### TASK
Of the lines below, count those containing the word "организация". Reply with the number alone.

[Extracted records]
──────────────────────────────

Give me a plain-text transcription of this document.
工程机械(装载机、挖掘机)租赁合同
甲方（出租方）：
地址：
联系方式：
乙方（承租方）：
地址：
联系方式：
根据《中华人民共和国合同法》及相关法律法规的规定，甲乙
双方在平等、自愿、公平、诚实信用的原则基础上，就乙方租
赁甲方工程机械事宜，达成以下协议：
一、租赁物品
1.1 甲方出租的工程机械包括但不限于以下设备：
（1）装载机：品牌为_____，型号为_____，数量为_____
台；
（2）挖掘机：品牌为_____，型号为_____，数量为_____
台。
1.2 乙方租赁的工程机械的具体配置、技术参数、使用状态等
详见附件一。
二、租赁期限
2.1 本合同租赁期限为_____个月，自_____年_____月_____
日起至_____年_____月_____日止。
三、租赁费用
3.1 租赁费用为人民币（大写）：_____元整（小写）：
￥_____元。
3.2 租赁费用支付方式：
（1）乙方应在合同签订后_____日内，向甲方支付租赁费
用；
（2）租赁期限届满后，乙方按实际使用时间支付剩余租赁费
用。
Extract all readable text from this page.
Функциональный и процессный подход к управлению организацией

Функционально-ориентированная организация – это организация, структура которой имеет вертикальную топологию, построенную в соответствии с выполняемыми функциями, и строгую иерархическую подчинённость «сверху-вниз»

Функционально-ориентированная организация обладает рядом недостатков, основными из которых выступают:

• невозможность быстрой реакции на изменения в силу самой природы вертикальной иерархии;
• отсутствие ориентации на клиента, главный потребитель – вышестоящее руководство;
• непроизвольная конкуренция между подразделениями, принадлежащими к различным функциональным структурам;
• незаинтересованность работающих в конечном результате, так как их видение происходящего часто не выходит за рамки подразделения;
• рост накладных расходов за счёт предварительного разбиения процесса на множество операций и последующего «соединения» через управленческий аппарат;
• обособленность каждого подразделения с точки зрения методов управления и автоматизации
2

──────────────────────────────

### SOLUTION TO THIS PROBLEM
2